Exercise objective
Print the entries verbatim, leaving out the images they contain.
--
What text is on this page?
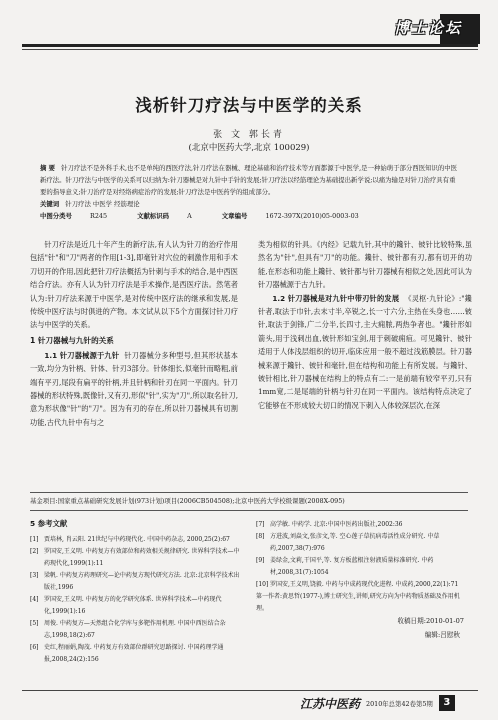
博士论坛
浅析针刀疗法与中医学的关系
张 文 郭长青
(北京中医药大学,北京 100029)

摘 要 针刀疗法不是外科手术,也不是单纯的西医疗法,针刀疗法在器械、理论基础和治疗技术等方面都源于中医学,是一种始萌于部分西医知识的中医新疗法。针刀疗法与中医学的关系可以归纳为:针刀器械是对九针中手针的发展;针刀疗法以经筋理论为基础提出新学说;以痛为输是对针刀治疗具有重要的指导意义;针刀治疗是对经络病症治疗的发展;针刀疗法是中医药学的组成部分。

关键词 针刀疗法 中医学 经筋理论

中图分类号	R245	文献标识码	A	文章编号	1672-397X(2010)05-0003-03

针刀疗法是近几十年产生的新疗法,有人认为针刀的治疗作用包括"针"和"刀"两者的作用[1-3],即毫针对穴位的刺激作用和手术刀切开的作用,因此把针刀疗法概括为针刺与手术的结合,是中西医结合疗法。亦有人认为针刀疗法是手术操作,是西医疗法。然笔者认为:针刀疗法来源于中医学,是对传统中医疗法的继承和发展,是传统中医疗法与时俱进的产物。本文试从以下5个方面探讨针刀疗法与中医学的关系。

1 针刀器械与九针的关系

1.1 针刀器械源于九针 针刀器械分多种型号,但其形状基本一致,均分为针柄、针体、针刃3部分。针体细长,似毫针而略粗,前端有平刃,尾段有扁平的针柄,并且针柄和针刃在同一平面内。针刀器械的形状特殊,既像针,又有刃,形似"针",实为"刀",所以取名针刀,意为形状像"针"的"刀"。因为有刃的存在,所以针刀器械具有切割功能,古代九针中有与之

类为相似的针具。《内经》记载九针,其中的鑱针、铍针比较特殊,虽然名为"针",但具有"刀"的功能。鑱针、铍针都有刃,都有切开的功能,在形态和功能上鑱针、铍针都与针刀器械有相似之处,因此可认为针刀器械源于古九针。

1.2 针刀器械是对九针中带刃针的发展 《灵枢·九针论》:"鑱针者,取法于巾针,去末寸半,卒锐之,长一寸六分,主热在头身也……铍针,取法于剑锋,广二分半,长四寸,主大痈脓,两热争者也。"鑱针形如箭头,用于浅刺出血,铍针形如宝剑,用于刺破痈疽。可见鑱针、铍针适用于人体浅层组织的切开,临床应用一般不超过浅筋膜层。针刀器械来源于鑱针、铍针和毫针,但在结构和功能上有所发展。与鑱针、铍针相比,针刀器械在结构上的特点有二:一是前端有较窄平刃,只有1mm宽,二是尾端的针柄与针刃在同一平面内。该结构特点决定了它能够在不形成较大切口的情况下刺入人体较深层次,在深

基金项目:国家重点基础研究发展计划(973计划)项目(2006CB504508);北京中医药大学校级课题(2008X-095)
5 参考文献
[1] 贾培林, 肖云阳. 21世纪与中药现代化. 中国中药杂志, 2000,25(2):67
[2] 罗国安,王义明. 中药复方有效部位和药效相关规律研究. 世界科学技术—中药现代化,1999(1):11
[3] 梁帆. 中药复方药理研究—论中药复方现代研究方法. 北京:北京科学技术出版社,1996
[4] 罗国安,王义明. 中药复方的化学研究体系. 世界科学技术—中药现代化,1999(1):16
[5] 周俊. 中药复方—天然组合化学库与多靶作用机理. 中国中西医结合杂志,1998,18(2):67
[6] 史红,程丽娟,陶茂. 中药复方有效部位群研究思路探讨. 中国药理学通报,2008,24(2):156
[7] 高学敏. 中药学. 北京:中国中医药出版社,2002:36
[8] 方进波,刘焱文,张彦文,等. 空心莲子草抗病毒活性成分研究. 中草药,2007,38(7):976
[9] 姜绿金,文莉,干国平,等. 复方板蓝根注射液质量标准研究. 中药材,2008,31(7):1054
[10] 罗国安,王义明,饶毅. 中药与中成药现代化进程. 中成药,2000,22(1):71
第一作者:黄思哲(1977-),博士研究生,讲师,研究方向为中药物质基础及作用机理。
收稿日期:2010-01-07
编辑:吕慰秋
江苏中医药 2010年总第42卷第5期	3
--
Reply to the task
What text is on this page?
博士论坛
浅析针刀疗法与中医学的关系
张 文 郭长青
(北京中医药大学,北京 100029)

摘 要 针刀疗法不是外科手术,也不是单纯的西医疗法,针刀疗法在器械、理论基础和治疗技术等方面都源于中医学,是一种始萌于部分西医知识的中医新疗法。针刀疗法与中医学的关系可以归纳为:针刀器械是对九针中手针的发展;针刀疗法以经筋理论为基础提出新学说;以痛为输是对针刀治疗具有重要的指导意义;针刀治疗是对经络病症治疗的发展;针刀疗法是中医药学的组成部分。

关键词 针刀疗法 中医学 经筋理论

中图分类号	R245	文献标识码	A	文章编号	1672-397X(2010)05-0003-03

针刀疗法是近几十年产生的新疗法,有人认为针刀的治疗作用包括"针"和"刀"两者的作用[1-3],即毫针对穴位的刺激作用和手术刀切开的作用,因此把针刀疗法概括为针刺与手术的结合,是中西医结合疗法。亦有人认为针刀疗法是手术操作,是西医疗法。然笔者认为:针刀疗法来源于中医学,是对传统中医疗法的继承和发展,是传统中医疗法与时俱进的产物。本文试从以下5个方面探讨针刀疗法与中医学的关系。

1 针刀器械与九针的关系

1.1 针刀器械源于九针 针刀器械分多种型号,但其形状基本一致,均分为针柄、针体、针刃3部分。针体细长,似毫针而略粗,前端有平刃,尾段有扁平的针柄,并且针柄和针刃在同一平面内。针刀器械的形状特殊,既像针,又有刃,形似"针",实为"刀",所以取名针刀,意为形状像"针"的"刀"。因为有刃的存在,所以针刀器械具有切割功能,古代九针中有与之

类为相似的针具。《内经》记载九针,其中的鑱针、铍针比较特殊,虽然名为"针",但具有"刀"的功能。鑱针、铍针都有刃,都有切开的功能,在形态和功能上鑱针、铍针都与针刀器械有相似之处,因此可认为针刀器械源于古九针。

1.2 针刀器械是对九针中带刃针的发展 《灵枢·九针论》:"鑱针者,取法于巾针,去末寸半,卒锐之,长一寸六分,主热在头身也……铍针,取法于剑锋,广二分半,长四寸,主大痈脓,两热争者也。"鑱针形如箭头,用于浅刺出血,铍针形如宝剑,用于刺破痈疽。可见鑱针、铍针适用于人体浅层组织的切开,临床应用一般不超过浅筋膜层。针刀器械来源于鑱针、铍针和毫针,但在结构和功能上有所发展。与鑱针、铍针相比,针刀器械在结构上的特点有二:一是前端有较窄平刃,只有1mm宽,二是尾端的针柄与针刃在同一平面内。该结构特点决定了它能够在不形成较大切口的情况下刺入人体较深层次,在深

基金项目:国家重点基础研究发展计划(973计划)项目(2006CB504508);北京中医药大学校级课题(2008X-095)
5 参考文献
[1] 贾培林, 肖云阳. 21世纪与中药现代化. 中国中药杂志, 2000,25(2):67
[2] 罗国安,王义明. 中药复方有效部位和药效相关规律研究. 世界科学技术—中药现代化,1999(1):11
[3] 梁帆. 中药复方药理研究—论中药复方现代研究方法. 北京:北京科学技术出版社,1996
[4] 罗国安,王义明. 中药复方的化学研究体系. 世界科学技术—中药现代化,1999(1):16
[5] 周俊. 中药复方—天然组合化学库与多靶作用机理. 中国中西医结合杂志,1998,18(2):67
[6] 史红,程丽娟,陶茂. 中药复方有效部位群研究思路探讨. 中国药理学通报,2008,24(2):156
[7] 高学敏. 中药学. 北京:中国中医药出版社,2002:36
[8] 方进波,刘焱文,张彦文,等. 空心莲子草抗病毒活性成分研究. 中草药,2007,38(7):976
[9] 姜绿金,文莉,干国平,等. 复方板蓝根注射液质量标准研究. 中药材,2008,31(7):1054
[10] 罗国安,王义明,饶毅. 中药与中成药现代化进程. 中成药,2000,22(1):71
第一作者:黄思哲(1977-),博士研究生,讲师,研究方向为中药物质基础及作用机理。
收稿日期:2010-01-07
编辑:吕慰秋
江苏中医药 2010年总第42卷第5期	3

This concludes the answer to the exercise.